PROBLEM TO WORK ON: Scan the listing below and copy every line holding "наявних".

SUPPLIED DATA:
:::::
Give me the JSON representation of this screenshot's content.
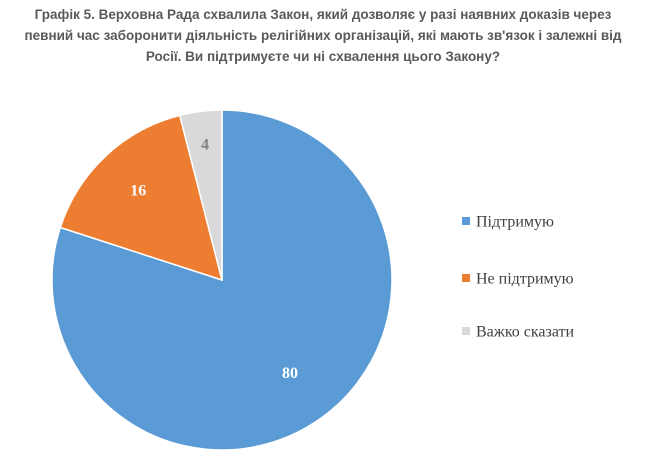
{
  "title_lines": [
    "Графік 5. Верховна Рада схвалила Закон, який дозволяє у разі наявних доказів через",
    "певний час заборонити діяльність релігійних організацій, які мають зв'язок і залежні від",
    "Росії. Ви підтримуєте чи ні схвалення цього Закону?"
  ],
  "chart_data": {
    "type": "pie",
    "title": "Графік 5. Верховна Рада схвалила Закон, який дозволяє у разі наявних доказів через певний час заборонити діяльність релігійних організацій, які мають зв'язок і залежні від Росії. Ви підтримуєте чи ні схвалення цього Закону?",
    "categories": [
      "Підтримую",
      "Не підтримую",
      "Важко сказати"
    ],
    "values": [
      80,
      16,
      4
    ],
    "colors": [
      "#5B9BD5",
      "#ED7D31",
      "#D9D9D9"
    ],
    "label_colors": [
      "#ffffff",
      "#ffffff",
      "#7f7f7f"
    ],
    "legend_position": "right"
  }
}
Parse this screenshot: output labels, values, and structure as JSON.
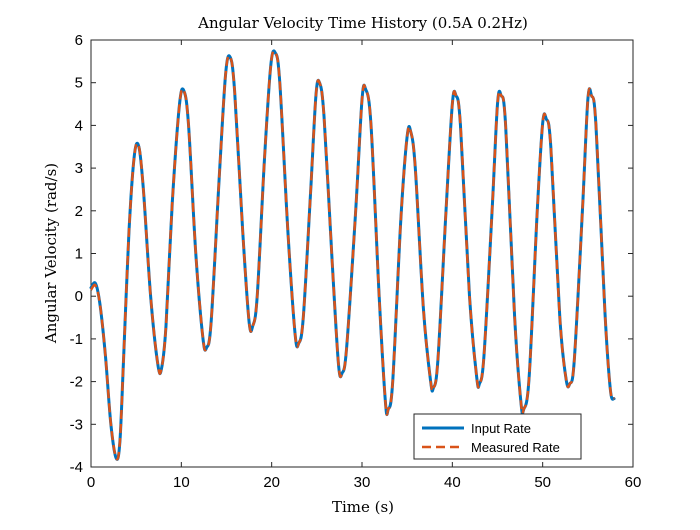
{
  "chart_data": {
    "type": "line",
    "title": "Angular Velocity Time History (0.5A 0.2Hz)",
    "xlabel": "Time (s)",
    "ylabel": "Angular Velocity (rad/s)",
    "xlim": [
      0,
      60
    ],
    "ylim": [
      -4,
      6
    ],
    "xticks": [
      0,
      10,
      20,
      30,
      40,
      50,
      60
    ],
    "yticks": [
      -4,
      -3,
      -2,
      -1,
      0,
      1,
      2,
      3,
      4,
      5,
      6
    ],
    "grid": false,
    "legend_position": "bottom-right",
    "series": [
      {
        "name": "Input Rate",
        "color": "#0072BD",
        "style": "solid",
        "x": [
          0,
          0.5,
          1.0,
          1.6,
          2.2,
          2.8,
          3.2,
          3.6,
          4.2,
          4.8,
          5.3,
          5.8,
          6.6,
          7.4,
          7.8,
          8.3,
          9.0,
          9.8,
          10.3,
          10.8,
          11.6,
          12.4,
          12.8,
          13.3,
          14.2,
          14.9,
          15.4,
          15.9,
          16.8,
          17.5,
          17.9,
          18.4,
          19.2,
          19.9,
          20.4,
          20.9,
          21.8,
          22.6,
          23.0,
          23.5,
          24.3,
          24.9,
          25.3,
          25.8,
          26.7,
          27.4,
          27.8,
          28.3,
          29.3,
          30.0,
          30.4,
          31.0,
          31.9,
          32.6,
          32.9,
          33.4,
          34.3,
          35.0,
          35.4,
          35.9,
          36.8,
          37.6,
          37.9,
          38.4,
          39.3,
          40.0,
          40.4,
          40.9,
          41.9,
          42.7,
          43.0,
          43.5,
          44.4,
          45.0,
          45.4,
          45.9,
          46.9,
          47.6,
          47.9,
          48.5,
          49.4,
          50.0,
          50.4,
          50.9,
          51.9,
          52.6,
          53.0,
          53.5,
          54.4,
          55.0,
          55.4,
          55.9,
          56.9,
          57.5,
          57.9
        ],
        "y": [
          0.2,
          0.3,
          -0.2,
          -1.4,
          -3.0,
          -3.8,
          -3.4,
          -1.5,
          1.5,
          3.3,
          3.5,
          2.5,
          0.0,
          -1.6,
          -1.7,
          -0.7,
          2.2,
          4.5,
          4.8,
          4.0,
          1.0,
          -1.0,
          -1.2,
          -0.6,
          2.8,
          5.2,
          5.6,
          4.8,
          1.5,
          -0.6,
          -0.7,
          0.0,
          3.2,
          5.4,
          5.7,
          5.0,
          1.5,
          -0.9,
          -1.1,
          -0.5,
          2.4,
          4.7,
          5.0,
          4.2,
          0.8,
          -1.6,
          -1.8,
          -1.2,
          2.0,
          4.6,
          4.85,
          4.0,
          0.0,
          -2.5,
          -2.65,
          -2.0,
          1.8,
          3.75,
          3.85,
          3.0,
          -0.3,
          -2.0,
          -2.15,
          -1.5,
          2.0,
          4.5,
          4.7,
          4.0,
          0.0,
          -1.9,
          -2.05,
          -1.4,
          2.0,
          4.5,
          4.7,
          4.0,
          -0.5,
          -2.5,
          -2.65,
          -1.9,
          2.0,
          4.05,
          4.15,
          3.5,
          -0.5,
          -1.95,
          -2.05,
          -1.5,
          2.0,
          4.6,
          4.7,
          4.0,
          -0.4,
          -2.2,
          -2.4
        ]
      },
      {
        "name": "Measured Rate",
        "color": "#D95319",
        "style": "dashed",
        "x": [
          0,
          0.5,
          1.0,
          1.6,
          2.2,
          2.8,
          3.2,
          3.6,
          4.2,
          4.8,
          5.3,
          5.8,
          6.6,
          7.4,
          7.8,
          8.3,
          9.0,
          9.8,
          10.3,
          10.8,
          11.6,
          12.4,
          12.8,
          13.3,
          14.2,
          14.9,
          15.4,
          15.9,
          16.8,
          17.5,
          17.9,
          18.4,
          19.2,
          19.9,
          20.4,
          20.9,
          21.8,
          22.6,
          23.0,
          23.5,
          24.3,
          24.9,
          25.3,
          25.8,
          26.7,
          27.4,
          27.8,
          28.3,
          29.3,
          30.0,
          30.4,
          31.0,
          31.9,
          32.6,
          32.9,
          33.4,
          34.3,
          35.0,
          35.4,
          35.9,
          36.8,
          37.6,
          37.9,
          38.4,
          39.3,
          40.0,
          40.4,
          40.9,
          41.9,
          42.7,
          43.0,
          43.5,
          44.4,
          45.0,
          45.4,
          45.9,
          46.9,
          47.6,
          47.9,
          48.5,
          49.4,
          50.0,
          50.4,
          50.9,
          51.9,
          52.6,
          53.0,
          53.5,
          54.4,
          55.0,
          55.4,
          55.9,
          56.9,
          57.5,
          57.9
        ],
        "y": [
          0.15,
          0.25,
          -0.2,
          -1.4,
          -3.0,
          -3.8,
          -3.4,
          -1.5,
          1.5,
          3.3,
          3.5,
          2.5,
          0.0,
          -1.6,
          -1.7,
          -0.7,
          2.2,
          4.5,
          4.8,
          4.0,
          1.0,
          -1.0,
          -1.2,
          -0.6,
          2.8,
          5.2,
          5.6,
          4.8,
          1.5,
          -0.6,
          -0.7,
          0.0,
          3.2,
          5.4,
          5.7,
          5.0,
          1.5,
          -0.9,
          -1.1,
          -0.5,
          2.4,
          4.7,
          5.0,
          4.2,
          0.8,
          -1.6,
          -1.8,
          -1.2,
          2.0,
          4.6,
          4.85,
          4.0,
          0.0,
          -2.5,
          -2.65,
          -2.0,
          1.8,
          3.75,
          3.85,
          3.0,
          -0.3,
          -2.0,
          -2.15,
          -1.5,
          2.0,
          4.5,
          4.7,
          4.0,
          0.0,
          -1.9,
          -2.05,
          -1.4,
          2.0,
          4.5,
          4.7,
          4.0,
          -0.5,
          -2.5,
          -2.65,
          -1.9,
          2.0,
          4.05,
          4.15,
          3.5,
          -0.5,
          -1.95,
          -2.05,
          -1.5,
          2.0,
          4.6,
          4.7,
          4.0,
          -0.4,
          -2.2,
          -2.4
        ]
      }
    ]
  }
}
:::::
RESULT OF THIS EXERCISE:
    "Графік 5. Верховна Рада схвалила Закон, який дозволяє у разі наявних доказів через",
    "title": "Графік 5. Верховна Рада схвалила Закон, який дозволяє у разі наявних доказів через певний час заборонити діяльність релігійних організацій, які мають зв'язок і залежні від Росії. Ви підтримуєте чи ні схвалення цього Закону?",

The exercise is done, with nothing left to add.